• Material provided
⁂

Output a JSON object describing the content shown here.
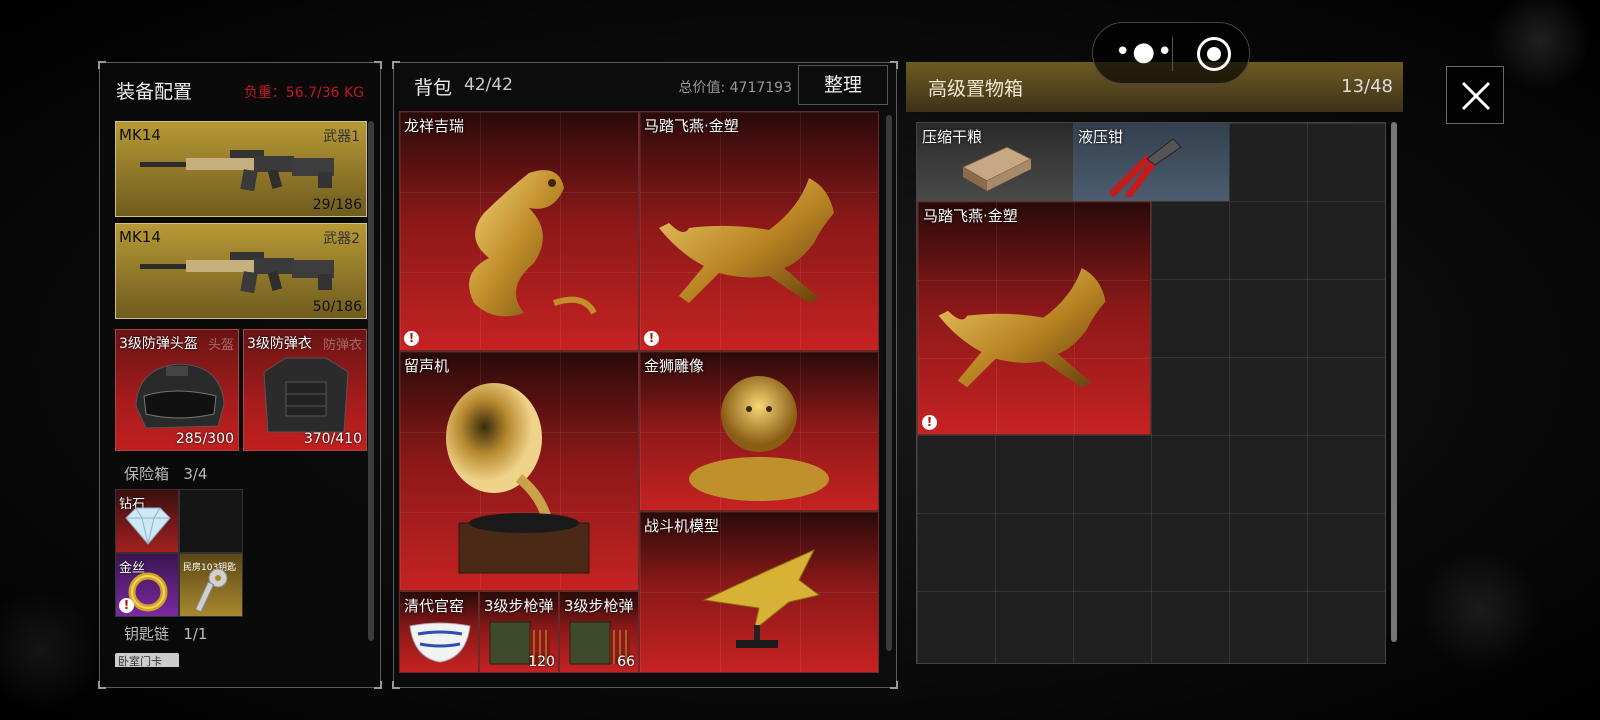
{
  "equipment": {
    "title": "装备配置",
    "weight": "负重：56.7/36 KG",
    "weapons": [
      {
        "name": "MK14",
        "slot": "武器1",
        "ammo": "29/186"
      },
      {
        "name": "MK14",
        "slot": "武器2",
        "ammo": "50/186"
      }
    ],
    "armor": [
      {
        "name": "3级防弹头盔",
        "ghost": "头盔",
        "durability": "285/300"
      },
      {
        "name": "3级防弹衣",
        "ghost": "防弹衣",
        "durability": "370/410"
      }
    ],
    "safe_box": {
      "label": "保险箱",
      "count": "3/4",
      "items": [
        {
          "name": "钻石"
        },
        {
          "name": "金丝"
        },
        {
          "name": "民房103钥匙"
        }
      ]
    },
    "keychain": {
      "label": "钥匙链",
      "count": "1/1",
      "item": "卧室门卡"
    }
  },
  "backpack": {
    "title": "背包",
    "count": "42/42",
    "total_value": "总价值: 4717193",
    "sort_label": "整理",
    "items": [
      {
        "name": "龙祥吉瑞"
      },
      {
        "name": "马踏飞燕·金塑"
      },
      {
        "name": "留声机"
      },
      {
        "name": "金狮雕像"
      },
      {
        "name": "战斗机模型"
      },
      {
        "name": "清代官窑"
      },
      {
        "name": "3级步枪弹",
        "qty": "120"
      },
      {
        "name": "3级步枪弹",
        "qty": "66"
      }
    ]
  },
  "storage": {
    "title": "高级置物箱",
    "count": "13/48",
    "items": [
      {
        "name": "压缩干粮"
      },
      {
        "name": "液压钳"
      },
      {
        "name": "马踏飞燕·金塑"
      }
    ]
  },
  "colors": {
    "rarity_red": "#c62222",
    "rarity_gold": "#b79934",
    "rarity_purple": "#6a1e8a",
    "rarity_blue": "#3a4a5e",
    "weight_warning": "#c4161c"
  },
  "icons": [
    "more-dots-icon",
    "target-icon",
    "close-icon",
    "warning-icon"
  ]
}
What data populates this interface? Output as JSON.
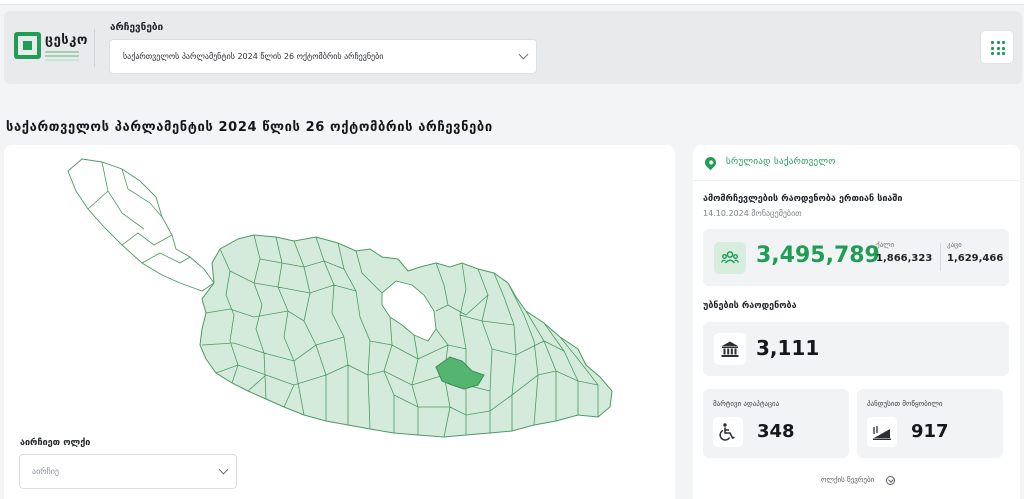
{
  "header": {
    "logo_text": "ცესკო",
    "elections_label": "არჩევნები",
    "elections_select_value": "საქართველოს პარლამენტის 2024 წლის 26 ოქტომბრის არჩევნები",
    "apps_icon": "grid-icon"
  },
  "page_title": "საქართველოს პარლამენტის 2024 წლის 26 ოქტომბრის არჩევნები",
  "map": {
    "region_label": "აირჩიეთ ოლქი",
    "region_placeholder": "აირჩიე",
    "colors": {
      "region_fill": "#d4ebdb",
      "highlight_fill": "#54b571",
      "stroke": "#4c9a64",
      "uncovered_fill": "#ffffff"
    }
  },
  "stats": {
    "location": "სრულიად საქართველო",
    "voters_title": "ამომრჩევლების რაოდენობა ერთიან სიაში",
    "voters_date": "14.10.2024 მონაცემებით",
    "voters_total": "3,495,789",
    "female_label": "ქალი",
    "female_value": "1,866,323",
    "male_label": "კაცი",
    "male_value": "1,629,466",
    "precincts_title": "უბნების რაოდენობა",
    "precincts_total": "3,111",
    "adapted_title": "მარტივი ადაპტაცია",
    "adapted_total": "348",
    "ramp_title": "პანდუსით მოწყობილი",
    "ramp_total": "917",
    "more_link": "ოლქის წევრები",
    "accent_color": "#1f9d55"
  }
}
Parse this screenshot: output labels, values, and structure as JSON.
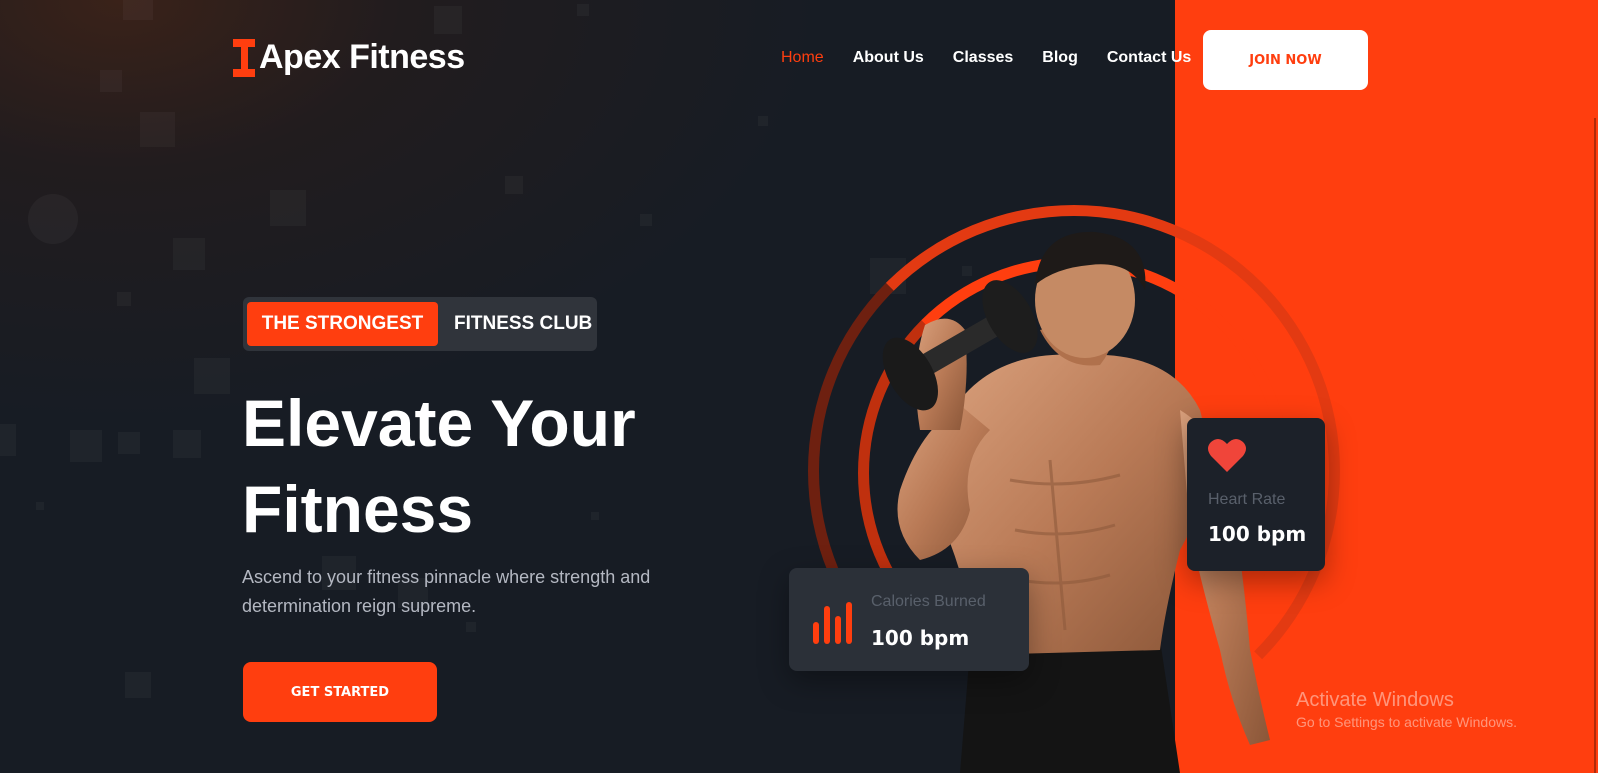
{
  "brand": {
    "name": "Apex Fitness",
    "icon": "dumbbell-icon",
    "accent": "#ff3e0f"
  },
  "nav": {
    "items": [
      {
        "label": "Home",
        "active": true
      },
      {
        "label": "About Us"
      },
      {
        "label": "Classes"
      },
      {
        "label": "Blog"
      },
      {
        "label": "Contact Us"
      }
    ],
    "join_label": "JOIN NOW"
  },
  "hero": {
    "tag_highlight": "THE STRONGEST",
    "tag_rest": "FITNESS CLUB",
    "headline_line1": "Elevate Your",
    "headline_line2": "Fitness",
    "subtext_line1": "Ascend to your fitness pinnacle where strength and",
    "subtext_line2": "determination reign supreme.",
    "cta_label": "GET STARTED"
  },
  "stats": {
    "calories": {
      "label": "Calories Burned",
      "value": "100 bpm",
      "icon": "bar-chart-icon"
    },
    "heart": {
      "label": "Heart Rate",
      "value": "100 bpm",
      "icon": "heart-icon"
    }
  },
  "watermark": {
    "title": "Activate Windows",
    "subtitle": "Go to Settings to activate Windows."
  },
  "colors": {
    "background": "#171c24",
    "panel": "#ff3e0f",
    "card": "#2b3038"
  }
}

⁂

• Goal
Output all the records, word for word, with no pictures in the copy.

• Solved problem
Output a JSON object describing the content shown here.
{
  "equipment": {
    "title": "装备配置",
    "weight": "负重：56.7/36 KG",
    "weapons": [
      {
        "name": "MK14",
        "slot": "武器1",
        "ammo": "29/186"
      },
      {
        "name": "MK14",
        "slot": "武器2",
        "ammo": "50/186"
      }
    ],
    "armor": [
      {
        "name": "3级防弹头盔",
        "ghost": "头盔",
        "durability": "285/300"
      },
      {
        "name": "3级防弹衣",
        "ghost": "防弹衣",
        "durability": "370/410"
      }
    ],
    "safe_box": {
      "label": "保险箱",
      "count": "3/4",
      "items": [
        {
          "name": "钻石"
        },
        {
          "name": "金丝"
        },
        {
          "name": "民房103钥匙"
        }
      ]
    },
    "keychain": {
      "label": "钥匙链",
      "count": "1/1",
      "item": "卧室门卡"
    }
  },
  "backpack": {
    "title": "背包",
    "count": "42/42",
    "total_value": "总价值: 4717193",
    "sort_label": "整理",
    "items": [
      {
        "name": "龙祥吉瑞"
      },
      {
        "name": "马踏飞燕·金塑"
      },
      {
        "name": "留声机"
      },
      {
        "name": "金狮雕像"
      },
      {
        "name": "战斗机模型"
      },
      {
        "name": "清代官窑"
      },
      {
        "name": "3级步枪弹",
        "qty": "120"
      },
      {
        "name": "3级步枪弹",
        "qty": "66"
      }
    ]
  },
  "storage": {
    "title": "高级置物箱",
    "count": "13/48",
    "items": [
      {
        "name": "压缩干粮"
      },
      {
        "name": "液压钳"
      },
      {
        "name": "马踏飞燕·金塑"
      }
    ]
  },
  "colors": {
    "rarity_red": "#c62222",
    "rarity_gold": "#b79934",
    "rarity_purple": "#6a1e8a",
    "rarity_blue": "#3a4a5e",
    "weight_warning": "#c4161c"
  },
  "icons": [
    "more-dots-icon",
    "target-icon",
    "close-icon",
    "warning-icon"
  ]
}
What data populates this interface? Output as JSON.
{
  "header": {
    "logo_text": "ცესკო",
    "elections_label": "არჩევნები",
    "elections_select_value": "საქართველოს პარლამენტის 2024 წლის 26 ოქტომბრის არჩევნები",
    "apps_icon": "grid-icon"
  },
  "page_title": "საქართველოს პარლამენტის 2024 წლის 26 ოქტომბრის არჩევნები",
  "map": {
    "region_label": "აირჩიეთ ოლქი",
    "region_placeholder": "აირჩიე",
    "colors": {
      "region_fill": "#d4ebdb",
      "highlight_fill": "#54b571",
      "stroke": "#4c9a64",
      "uncovered_fill": "#ffffff"
    }
  },
  "stats": {
    "location": "სრულიად საქართველო",
    "voters_title": "ამომრჩევლების რაოდენობა ერთიან სიაში",
    "voters_date": "14.10.2024 მონაცემებით",
    "voters_total": "3,495,789",
    "female_label": "ქალი",
    "female_value": "1,866,323",
    "male_label": "კაცი",
    "male_value": "1,629,466",
    "precincts_title": "უბნების რაოდენობა",
    "precincts_total": "3,111",
    "adapted_title": "მარტივი ადაპტაცია",
    "adapted_total": "348",
    "ramp_title": "პანდუსით მოწყობილი",
    "ramp_total": "917",
    "more_link": "ოლქის წევრები",
    "accent_color": "#1f9d55"
  }
}
Parse this screenshot: output labels, values, and structure as JSON.
{
  "brand": {
    "name": "Apex Fitness",
    "icon": "dumbbell-icon",
    "accent": "#ff3e0f"
  },
  "nav": {
    "items": [
      {
        "label": "Home",
        "active": true
      },
      {
        "label": "About Us"
      },
      {
        "label": "Classes"
      },
      {
        "label": "Blog"
      },
      {
        "label": "Contact Us"
      }
    ],
    "join_label": "JOIN NOW"
  },
  "hero": {
    "tag_highlight": "THE STRONGEST",
    "tag_rest": "FITNESS CLUB",
    "headline_line1": "Elevate Your",
    "headline_line2": "Fitness",
    "subtext_line1": "Ascend to your fitness pinnacle where strength and",
    "subtext_line2": "determination reign supreme.",
    "cta_label": "GET STARTED"
  },
  "stats": {
    "calories": {
      "label": "Calories Burned",
      "value": "100 bpm",
      "icon": "bar-chart-icon"
    },
    "heart": {
      "label": "Heart Rate",
      "value": "100 bpm",
      "icon": "heart-icon"
    }
  },
  "watermark": {
    "title": "Activate Windows",
    "subtitle": "Go to Settings to activate Windows."
  },
  "colors": {
    "background": "#171c24",
    "panel": "#ff3e0f",
    "card": "#2b3038"
  }
}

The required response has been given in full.